[start]
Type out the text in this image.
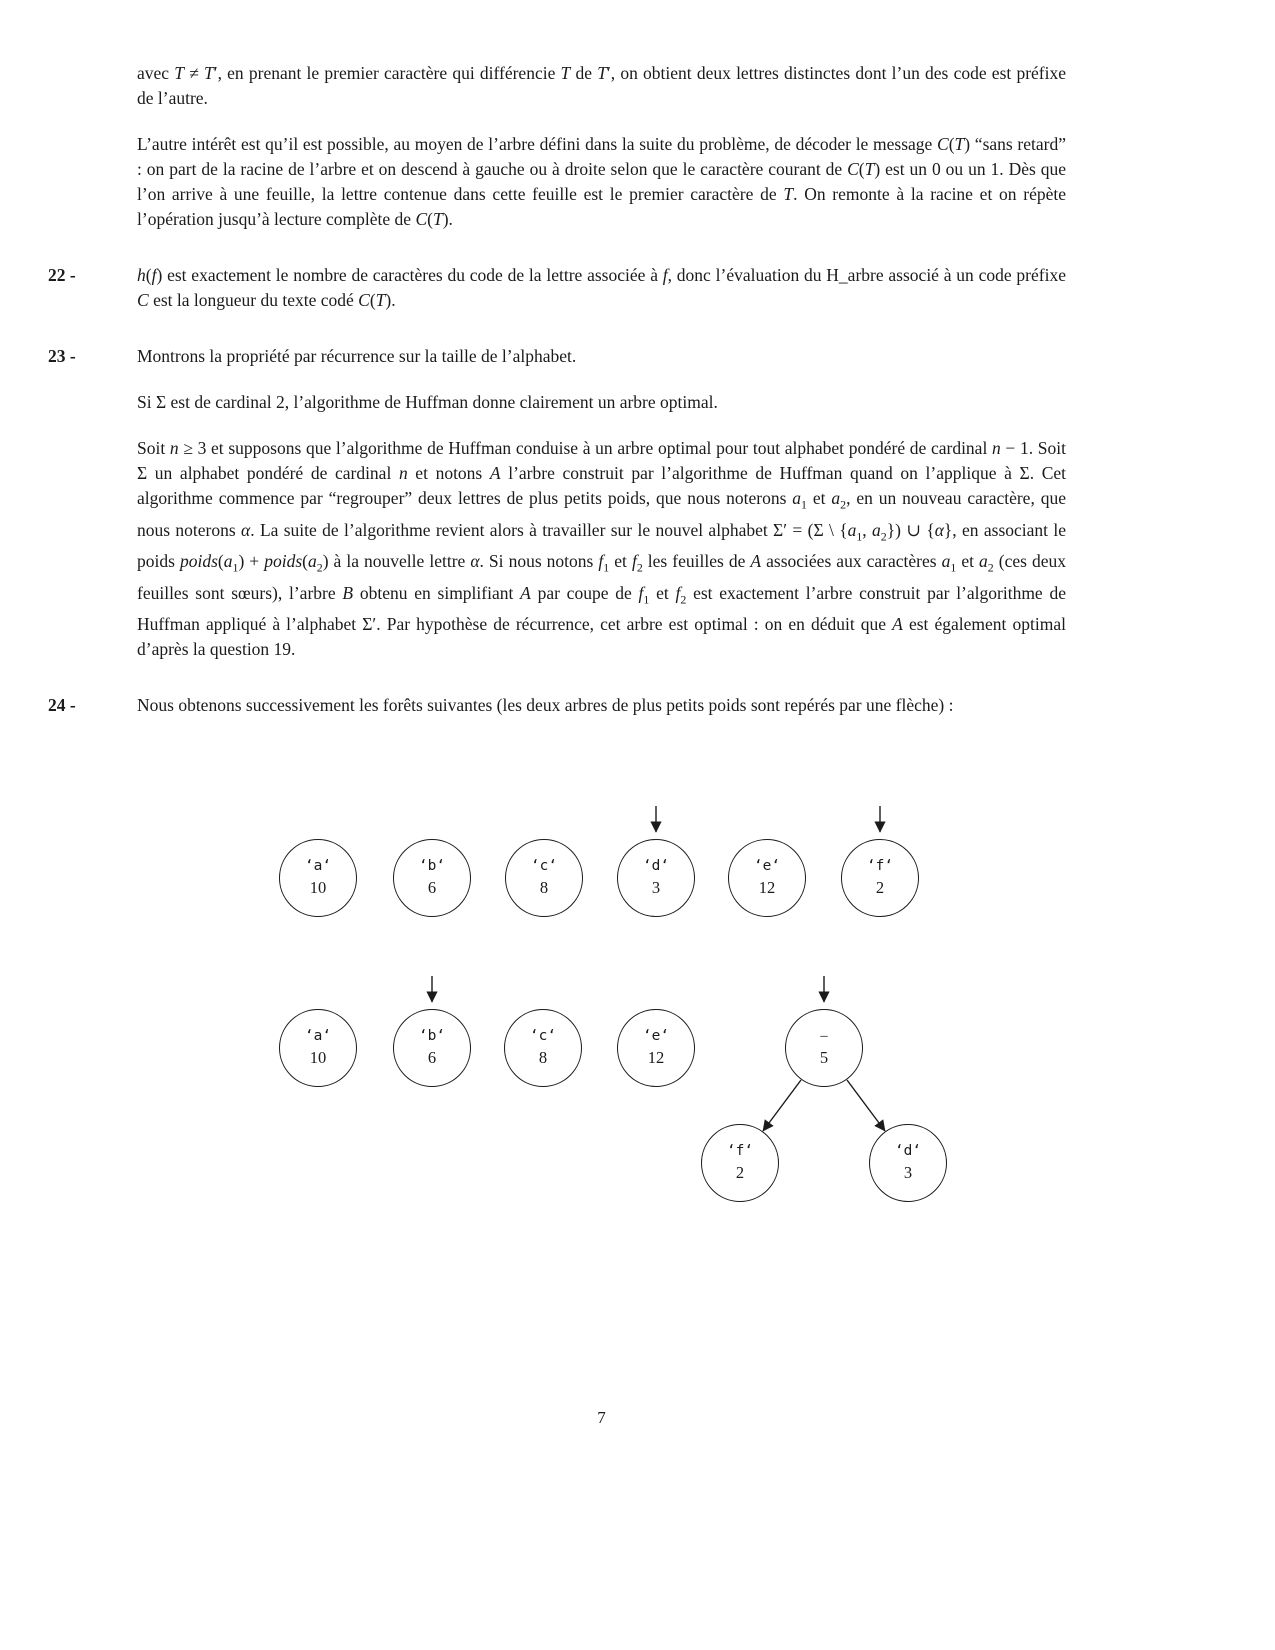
avec T ≠ T′, en prenant le premier caractère qui différencie T de T′, on obtient deux lettres distinctes dont l’un des code est préfixe de l’autre.

L’autre intérêt est qu’il est possible, au moyen de l’arbre défini dans la suite du problème, de décoder le message C(T) “sans retard” : on part de la racine de l’arbre et on descend à gauche ou à droite selon que le caractère courant de C(T) est un 0 ou un 1. Dès que l’on arrive à une feuille, la lettre contenue dans cette feuille est le premier caractère de T. On remonte à la racine et on répète l’opération jusqu’à lecture complète de C(T).

22 -	h(f) est exactement le nombre de caractères du code de la lettre associée à f, donc l’évaluation du H_arbre associé à un code préfixe C est la longueur du texte codé C(T).

23 -	Montrons la propriété par récurrence sur la taille de l’alphabet.

Si Σ est de cardinal 2, l’algorithme de Huffman donne clairement un arbre optimal.

Soit n ≥ 3 et supposons que l’algorithme de Huffman conduise à un arbre optimal pour tout alphabet pondéré de cardinal n − 1. Soit Σ un alphabet pondéré de cardinal n et notons A l’arbre construit par l’algorithme de Huffman quand on l’applique à Σ. Cet algorithme commence par “regrouper” deux lettres de plus petits poids, que nous noterons $a_1$ et $a_2$, en un nouveau caractère, que nous noterons α. La suite de l’algorithme revient alors à travailler sur le nouvel alphabet Σ′ = (Σ \ {$a_1$, $a_2$}) ∪ {α}, en associant le poids $poids(a_1)$ + $poids(a_2)$ à la nouvelle lettre α. Si nous notons $f_1$ et $f_2$ les feuilles de A associées aux caractères $a_1$ et $a_2$ (ces deux feuilles sont sœurs), l’arbre B obtenu en simplifiant A par coupe de $f_1$ et $f_2$ est exactement l’arbre construit par l’algorithme de Huffman appliqué à l’alphabet Σ′. Par hypothèse de récurrence, cet arbre est optimal : on en déduit que A est également optimal d’après la question 19.

24 -	Nous obtenons successivement les forêts suivantes (les deux arbres de plus petits poids sont repérés par une flèche) :

‘a‘
10
‘b‘
6
‘c‘
8
‘d‘
3
‘e‘
12
‘f‘
2
‘a‘
10
‘b‘
6
‘c‘
8
‘e‘
12
–
5
‘f‘
2
‘d‘
3
7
[end]
> WHAT TO PRODUCE
Your task is to reproduce all of the material exactly. The pictures stay out.

> TASK OUTPUT
Type out the text in this image.
avec T ≠ T′, en prenant le premier caractère qui différencie T de T′, on obtient deux lettres distinctes dont l’un des code est préfixe de l’autre.

L’autre intérêt est qu’il est possible, au moyen de l’arbre défini dans la suite du problème, de décoder le message C(T) “sans retard” : on part de la racine de l’arbre et on descend à gauche ou à droite selon que le caractère courant de C(T) est un 0 ou un 1. Dès que l’on arrive à une feuille, la lettre contenue dans cette feuille est le premier caractère de T. On remonte à la racine et on répète l’opération jusqu’à lecture complète de C(T).

22 -	h(f) est exactement le nombre de caractères du code de la lettre associée à f, donc l’évaluation du H_arbre associé à un code préfixe C est la longueur du texte codé C(T).

23 -	Montrons la propriété par récurrence sur la taille de l’alphabet.

Si Σ est de cardinal 2, l’algorithme de Huffman donne clairement un arbre optimal.

Soit n ≥ 3 et supposons que l’algorithme de Huffman conduise à un arbre optimal pour tout alphabet pondéré de cardinal n − 1. Soit Σ un alphabet pondéré de cardinal n et notons A l’arbre construit par l’algorithme de Huffman quand on l’applique à Σ. Cet algorithme commence par “regrouper” deux lettres de plus petits poids, que nous noterons $a_1$ et $a_2$, en un nouveau caractère, que nous noterons α. La suite de l’algorithme revient alors à travailler sur le nouvel alphabet Σ′ = (Σ \ {$a_1$, $a_2$}) ∪ {α}, en associant le poids $poids(a_1)$ + $poids(a_2)$ à la nouvelle lettre α. Si nous notons $f_1$ et $f_2$ les feuilles de A associées aux caractères $a_1$ et $a_2$ (ces deux feuilles sont sœurs), l’arbre B obtenu en simplifiant A par coupe de $f_1$ et $f_2$ est exactement l’arbre construit par l’algorithme de Huffman appliqué à l’alphabet Σ′. Par hypothèse de récurrence, cet arbre est optimal : on en déduit que A est également optimal d’après la question 19.

24 -	Nous obtenons successivement les forêts suivantes (les deux arbres de plus petits poids sont repérés par une flèche) :

‘a‘
10
‘b‘
6
‘c‘
8
‘d‘
3
‘e‘
12
‘f‘
2
‘a‘
10
‘b‘
6
‘c‘
8
‘e‘
12
–
5
‘f‘
2
‘d‘
3
7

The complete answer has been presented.